### Data for processing

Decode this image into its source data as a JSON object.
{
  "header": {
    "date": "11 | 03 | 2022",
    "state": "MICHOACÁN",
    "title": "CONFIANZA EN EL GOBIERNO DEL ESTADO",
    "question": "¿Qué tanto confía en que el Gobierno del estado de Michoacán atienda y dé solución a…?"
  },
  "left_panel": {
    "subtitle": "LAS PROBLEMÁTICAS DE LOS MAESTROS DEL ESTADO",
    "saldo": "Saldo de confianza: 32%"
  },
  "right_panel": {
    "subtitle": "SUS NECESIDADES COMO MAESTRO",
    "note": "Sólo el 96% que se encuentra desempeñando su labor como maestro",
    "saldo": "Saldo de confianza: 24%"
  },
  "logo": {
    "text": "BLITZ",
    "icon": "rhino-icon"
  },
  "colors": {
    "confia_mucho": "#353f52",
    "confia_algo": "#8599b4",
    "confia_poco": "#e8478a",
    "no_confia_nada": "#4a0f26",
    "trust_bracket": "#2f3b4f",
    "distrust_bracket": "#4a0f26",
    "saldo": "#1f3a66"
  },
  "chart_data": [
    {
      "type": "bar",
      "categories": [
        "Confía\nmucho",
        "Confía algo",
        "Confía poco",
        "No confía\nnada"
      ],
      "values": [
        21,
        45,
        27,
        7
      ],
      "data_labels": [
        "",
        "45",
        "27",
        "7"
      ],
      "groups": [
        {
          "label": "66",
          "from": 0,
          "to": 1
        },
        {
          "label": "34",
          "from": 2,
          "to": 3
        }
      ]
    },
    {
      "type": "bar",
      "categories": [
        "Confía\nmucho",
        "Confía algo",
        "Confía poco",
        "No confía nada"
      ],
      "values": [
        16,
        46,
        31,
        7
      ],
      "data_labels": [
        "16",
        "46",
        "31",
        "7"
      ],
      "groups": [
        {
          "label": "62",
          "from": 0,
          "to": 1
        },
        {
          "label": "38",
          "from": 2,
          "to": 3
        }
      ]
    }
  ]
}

### What this task involves
Pick out and copy every line that contains the word "subtitle".

### Written solution
    "subtitle": "LAS PROBLEMÁTICAS DE LOS MAESTROS DEL ESTADO",
    "subtitle": "SUS NECESIDADES COMO MAESTRO",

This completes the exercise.